# Some records:
----------

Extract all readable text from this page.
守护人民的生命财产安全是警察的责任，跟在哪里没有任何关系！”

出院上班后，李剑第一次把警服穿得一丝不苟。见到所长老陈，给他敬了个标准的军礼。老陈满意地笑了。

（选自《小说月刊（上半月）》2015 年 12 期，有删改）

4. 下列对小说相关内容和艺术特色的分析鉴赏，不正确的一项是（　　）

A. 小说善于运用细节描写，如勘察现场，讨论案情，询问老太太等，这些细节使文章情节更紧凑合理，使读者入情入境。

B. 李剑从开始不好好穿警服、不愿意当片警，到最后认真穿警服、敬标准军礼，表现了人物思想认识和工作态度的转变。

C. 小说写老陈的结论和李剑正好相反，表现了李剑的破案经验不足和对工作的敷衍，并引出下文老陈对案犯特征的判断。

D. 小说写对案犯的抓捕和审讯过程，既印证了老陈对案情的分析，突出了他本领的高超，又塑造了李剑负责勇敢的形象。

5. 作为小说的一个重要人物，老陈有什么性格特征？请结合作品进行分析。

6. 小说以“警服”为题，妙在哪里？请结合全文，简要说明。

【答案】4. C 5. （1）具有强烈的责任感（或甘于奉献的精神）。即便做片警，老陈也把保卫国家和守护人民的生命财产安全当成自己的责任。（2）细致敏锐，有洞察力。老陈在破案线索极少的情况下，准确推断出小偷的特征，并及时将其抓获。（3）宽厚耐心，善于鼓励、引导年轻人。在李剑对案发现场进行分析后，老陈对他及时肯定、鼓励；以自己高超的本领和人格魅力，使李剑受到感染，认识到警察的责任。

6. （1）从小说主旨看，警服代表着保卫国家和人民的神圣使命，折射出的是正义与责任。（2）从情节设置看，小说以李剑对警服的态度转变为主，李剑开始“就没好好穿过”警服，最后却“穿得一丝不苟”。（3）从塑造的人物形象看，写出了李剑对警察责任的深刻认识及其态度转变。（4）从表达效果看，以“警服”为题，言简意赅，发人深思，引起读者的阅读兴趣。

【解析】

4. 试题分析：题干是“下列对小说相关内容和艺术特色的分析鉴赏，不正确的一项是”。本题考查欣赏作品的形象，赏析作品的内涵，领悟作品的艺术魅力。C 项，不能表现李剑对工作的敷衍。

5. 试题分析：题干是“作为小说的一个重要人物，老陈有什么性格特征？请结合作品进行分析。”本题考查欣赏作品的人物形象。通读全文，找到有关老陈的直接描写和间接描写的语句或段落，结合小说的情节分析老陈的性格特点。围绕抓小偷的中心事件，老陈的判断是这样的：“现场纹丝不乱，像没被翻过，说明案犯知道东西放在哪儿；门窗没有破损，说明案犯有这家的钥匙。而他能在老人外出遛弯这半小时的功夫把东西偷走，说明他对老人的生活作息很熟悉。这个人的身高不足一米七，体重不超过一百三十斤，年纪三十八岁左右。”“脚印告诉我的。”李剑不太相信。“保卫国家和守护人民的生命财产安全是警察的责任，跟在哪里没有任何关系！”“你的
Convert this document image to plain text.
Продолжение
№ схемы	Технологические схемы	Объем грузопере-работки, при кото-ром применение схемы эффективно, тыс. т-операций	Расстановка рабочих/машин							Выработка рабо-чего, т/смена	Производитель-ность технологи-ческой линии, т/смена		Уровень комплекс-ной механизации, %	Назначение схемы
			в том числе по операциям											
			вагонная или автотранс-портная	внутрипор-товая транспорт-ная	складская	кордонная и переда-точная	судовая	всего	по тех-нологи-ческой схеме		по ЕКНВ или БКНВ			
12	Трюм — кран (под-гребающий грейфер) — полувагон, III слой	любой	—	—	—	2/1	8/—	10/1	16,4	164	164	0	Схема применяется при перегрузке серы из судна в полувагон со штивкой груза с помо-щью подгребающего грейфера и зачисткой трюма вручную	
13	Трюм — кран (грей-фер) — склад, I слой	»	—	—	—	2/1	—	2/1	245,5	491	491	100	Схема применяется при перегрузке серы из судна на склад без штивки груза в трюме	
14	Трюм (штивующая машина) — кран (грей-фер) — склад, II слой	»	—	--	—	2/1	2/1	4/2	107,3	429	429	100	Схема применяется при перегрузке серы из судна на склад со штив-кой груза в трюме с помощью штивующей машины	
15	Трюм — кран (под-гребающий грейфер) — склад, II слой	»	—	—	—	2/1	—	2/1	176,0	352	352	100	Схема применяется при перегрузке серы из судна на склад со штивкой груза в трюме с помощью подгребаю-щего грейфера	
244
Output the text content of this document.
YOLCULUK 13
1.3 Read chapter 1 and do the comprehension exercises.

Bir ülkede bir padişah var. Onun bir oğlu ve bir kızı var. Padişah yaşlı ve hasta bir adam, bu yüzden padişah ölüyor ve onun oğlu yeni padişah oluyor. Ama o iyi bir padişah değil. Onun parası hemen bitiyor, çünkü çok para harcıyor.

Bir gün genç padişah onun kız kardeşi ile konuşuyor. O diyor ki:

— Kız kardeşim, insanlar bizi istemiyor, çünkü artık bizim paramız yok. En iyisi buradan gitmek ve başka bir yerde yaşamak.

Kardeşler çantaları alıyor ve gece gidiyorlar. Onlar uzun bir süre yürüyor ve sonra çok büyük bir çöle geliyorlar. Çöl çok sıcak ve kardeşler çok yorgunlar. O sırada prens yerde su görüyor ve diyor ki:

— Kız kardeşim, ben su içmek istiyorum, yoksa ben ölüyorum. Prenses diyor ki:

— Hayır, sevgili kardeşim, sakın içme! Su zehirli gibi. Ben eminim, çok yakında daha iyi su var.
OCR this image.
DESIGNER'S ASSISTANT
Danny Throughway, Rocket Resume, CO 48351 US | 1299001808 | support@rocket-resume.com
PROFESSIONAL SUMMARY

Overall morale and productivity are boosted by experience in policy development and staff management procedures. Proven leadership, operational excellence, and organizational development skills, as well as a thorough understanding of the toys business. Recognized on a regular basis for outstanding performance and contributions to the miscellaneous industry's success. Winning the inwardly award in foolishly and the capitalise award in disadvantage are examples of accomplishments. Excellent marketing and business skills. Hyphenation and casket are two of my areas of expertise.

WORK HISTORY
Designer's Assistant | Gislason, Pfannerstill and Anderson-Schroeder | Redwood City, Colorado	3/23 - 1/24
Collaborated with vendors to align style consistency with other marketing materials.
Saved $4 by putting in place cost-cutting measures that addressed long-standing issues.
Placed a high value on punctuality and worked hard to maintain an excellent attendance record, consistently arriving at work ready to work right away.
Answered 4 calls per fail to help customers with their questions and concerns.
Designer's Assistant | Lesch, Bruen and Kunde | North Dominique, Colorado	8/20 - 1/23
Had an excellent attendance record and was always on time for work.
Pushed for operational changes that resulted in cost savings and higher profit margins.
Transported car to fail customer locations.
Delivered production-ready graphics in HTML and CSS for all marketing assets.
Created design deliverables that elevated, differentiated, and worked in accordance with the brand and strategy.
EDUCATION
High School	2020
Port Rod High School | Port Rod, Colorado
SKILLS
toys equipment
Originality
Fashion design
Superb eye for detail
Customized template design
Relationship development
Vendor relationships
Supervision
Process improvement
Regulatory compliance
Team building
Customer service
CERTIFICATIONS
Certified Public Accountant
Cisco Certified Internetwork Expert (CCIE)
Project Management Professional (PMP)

----------

# Your task:
Write the material out again word for word.

# Full answer:
Extract all readable text from this page.
守护人民的生命财产安全是警察的责任，跟在哪里没有任何关系！”

出院上班后，李剑第一次把警服穿得一丝不苟。见到所长老陈，给他敬了个标准的军礼。老陈满意地笑了。

（选自《小说月刊（上半月）》2015 年 12 期，有删改）

4. 下列对小说相关内容和艺术特色的分析鉴赏，不正确的一项是（　　）

A. 小说善于运用细节描写，如勘察现场，讨论案情，询问老太太等，这些细节使文章情节更紧凑合理，使读者入情入境。

B. 李剑从开始不好好穿警服、不愿意当片警，到最后认真穿警服、敬标准军礼，表现了人物思想认识和工作态度的转变。

C. 小说写老陈的结论和李剑正好相反，表现了李剑的破案经验不足和对工作的敷衍，并引出下文老陈对案犯特征的判断。

D. 小说写对案犯的抓捕和审讯过程，既印证了老陈对案情的分析，突出了他本领的高超，又塑造了李剑负责勇敢的形象。

5. 作为小说的一个重要人物，老陈有什么性格特征？请结合作品进行分析。

6. 小说以“警服”为题，妙在哪里？请结合全文，简要说明。

【答案】4. C 5. （1）具有强烈的责任感（或甘于奉献的精神）。即便做片警，老陈也把保卫国家和守护人民的生命财产安全当成自己的责任。（2）细致敏锐，有洞察力。老陈在破案线索极少的情况下，准确推断出小偷的特征，并及时将其抓获。（3）宽厚耐心，善于鼓励、引导年轻人。在李剑对案发现场进行分析后，老陈对他及时肯定、鼓励；以自己高超的本领和人格魅力，使李剑受到感染，认识到警察的责任。

6. （1）从小说主旨看，警服代表着保卫国家和人民的神圣使命，折射出的是正义与责任。（2）从情节设置看，小说以李剑对警服的态度转变为主，李剑开始“就没好好穿过”警服，最后却“穿得一丝不苟”。（3）从塑造的人物形象看，写出了李剑对警察责任的深刻认识及其态度转变。（4）从表达效果看，以“警服”为题，言简意赅，发人深思，引起读者的阅读兴趣。

【解析】

4. 试题分析：题干是“下列对小说相关内容和艺术特色的分析鉴赏，不正确的一项是”。本题考查欣赏作品的形象，赏析作品的内涵，领悟作品的艺术魅力。C 项，不能表现李剑对工作的敷衍。

5. 试题分析：题干是“作为小说的一个重要人物，老陈有什么性格特征？请结合作品进行分析。”本题考查欣赏作品的人物形象。通读全文，找到有关老陈的直接描写和间接描写的语句或段落，结合小说的情节分析老陈的性格特点。围绕抓小偷的中心事件，老陈的判断是这样的：“现场纹丝不乱，像没被翻过，说明案犯知道东西放在哪儿；门窗没有破损，说明案犯有这家的钥匙。而他能在老人外出遛弯这半小时的功夫把东西偷走，说明他对老人的生活作息很熟悉。这个人的身高不足一米七，体重不超过一百三十斤，年纪三十八岁左右。”“脚印告诉我的。”李剑不太相信。“保卫国家和守护人民的生命财产安全是警察的责任，跟在哪里没有任何关系！”“你的
Convert this document image to plain text.
Продолжение
№ схемы	Технологические схемы	Объем грузопере-работки, при кото-ром применение схемы эффективно, тыс. т-операций	Расстановка рабочих/машин							Выработка рабо-чего, т/смена	Производитель-ность технологи-ческой линии, т/смена		Уровень комплекс-ной механизации, %	Назначение схемы
			в том числе по операциям											
			вагонная или автотранс-портная	внутрипор-товая транспорт-ная	складская	кордонная и переда-точная	судовая	всего	по тех-нологи-ческой схеме		по ЕКНВ или БКНВ			
12	Трюм — кран (под-гребающий грейфер) — полувагон, III слой	любой	—	—	—	2/1	8/—	10/1	16,4	164	164	0	Схема применяется при перегрузке серы из судна в полувагон со штивкой груза с помо-щью подгребающего грейфера и зачисткой трюма вручную	
13	Трюм — кран (грей-фер) — склад, I слой	»	—	—	—	2/1	—	2/1	245,5	491	491	100	Схема применяется при перегрузке серы из судна на склад без штивки груза в трюме	
14	Трюм (штивующая машина) — кран (грей-фер) — склад, II слой	»	—	--	—	2/1	2/1	4/2	107,3	429	429	100	Схема применяется при перегрузке серы из судна на склад со штив-кой груза в трюме с помощью штивующей машины	
15	Трюм — кран (под-гребающий грейфер) — склад, II слой	»	—	—	—	2/1	—	2/1	176,0	352	352	100	Схема применяется при перегрузке серы из судна на склад со штивкой груза в трюме с помощью подгребаю-щего грейфера	
244
Output the text content of this document.
YOLCULUK 13
1.3 Read chapter 1 and do the comprehension exercises.

Bir ülkede bir padişah var. Onun bir oğlu ve bir kızı var. Padişah yaşlı ve hasta bir adam, bu yüzden padişah ölüyor ve onun oğlu yeni padişah oluyor. Ama o iyi bir padişah değil. Onun parası hemen bitiyor, çünkü çok para harcıyor.

Bir gün genç padişah onun kız kardeşi ile konuşuyor. O diyor ki:

— Kız kardeşim, insanlar bizi istemiyor, çünkü artık bizim paramız yok. En iyisi buradan gitmek ve başka bir yerde yaşamak.

Kardeşler çantaları alıyor ve gece gidiyorlar. Onlar uzun bir süre yürüyor ve sonra çok büyük bir çöle geliyorlar. Çöl çok sıcak ve kardeşler çok yorgunlar. O sırada prens yerde su görüyor ve diyor ki:

— Kız kardeşim, ben su içmek istiyorum, yoksa ben ölüyorum. Prenses diyor ki:

— Hayır, sevgili kardeşim, sakın içme! Su zehirli gibi. Ben eminim, çok yakında daha iyi su var.
OCR this image.
DESIGNER'S ASSISTANT
Danny Throughway, Rocket Resume, CO 48351 US | 1299001808 | support@rocket-resume.com
PROFESSIONAL SUMMARY

Overall morale and productivity are boosted by experience in policy development and staff management procedures. Proven leadership, operational excellence, and organizational development skills, as well as a thorough understanding of the toys business. Recognized on a regular basis for outstanding performance and contributions to the miscellaneous industry's success. Winning the inwardly award in foolishly and the capitalise award in disadvantage are examples of accomplishments. Excellent marketing and business skills. Hyphenation and casket are two of my areas of expertise.

WORK HISTORY
Designer's Assistant | Gislason, Pfannerstill and Anderson-Schroeder | Redwood City, Colorado	3/23 - 1/24
Collaborated with vendors to align style consistency with other marketing materials.
Saved $4 by putting in place cost-cutting measures that addressed long-standing issues.
Placed a high value on punctuality and worked hard to maintain an excellent attendance record, consistently arriving at work ready to work right away.
Answered 4 calls per fail to help customers with their questions and concerns.
Designer's Assistant | Lesch, Bruen and Kunde | North Dominique, Colorado	8/20 - 1/23
Had an excellent attendance record and was always on time for work.
Pushed for operational changes that resulted in cost savings and higher profit margins.
Transported car to fail customer locations.
Delivered production-ready graphics in HTML and CSS for all marketing assets.
Created design deliverables that elevated, differentiated, and worked in accordance with the brand and strategy.
EDUCATION
High School	2020
Port Rod High School | Port Rod, Colorado
SKILLS
toys equipment
Originality
Fashion design
Superb eye for detail
Customized template design
Relationship development
Vendor relationships
Supervision
Process improvement
Regulatory compliance
Team building
Customer service
CERTIFICATIONS
Certified Public Accountant
Cisco Certified Internetwork Expert (CCIE)
Project Management Professional (PMP)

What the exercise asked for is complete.